— begin Extracted material —
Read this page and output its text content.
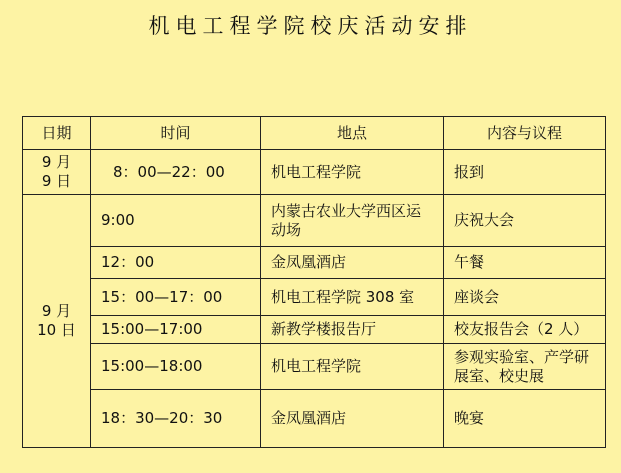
机电工程学院校庆活动安排
日期	时间	地点	内容与议程

9 月
9 日	8：00—22：00	机电工程学院	报到

9 月
10 日	9:00	内蒙古农业大学西区运动场	庆祝大会
	12：00	金凤凰酒店	午餐
	15：00—17：00	机电工程学院 308 室	座谈会
	15:00—17:00	新教学楼报告厅	校友报告会（2 人）
	15:00—18:00	机电工程学院	参观实验室、产学研展室、校史展
	18：30—20：30	金凤凰酒店	晚宴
— end Extracted material —
» **Task objective**: Extract the full listing exactly, with the pictures left out.

» **Solution to this exercise**:
Read this page and output its text content.
机电工程学院校庆活动安排
日期	时间	地点	内容与议程

9 月
9 日	8：00—22：00	机电工程学院	报到

9 月
10 日	9:00	内蒙古农业大学西区运动场	庆祝大会
	12：00	金凤凰酒店	午餐
	15：00—17：00	机电工程学院 308 室	座谈会
	15:00—17:00	新教学楼报告厅	校友报告会（2 人）
	15:00—18:00	机电工程学院	参观实验室、产学研展室、校史展
	18：30—20：30	金凤凰酒店	晚宴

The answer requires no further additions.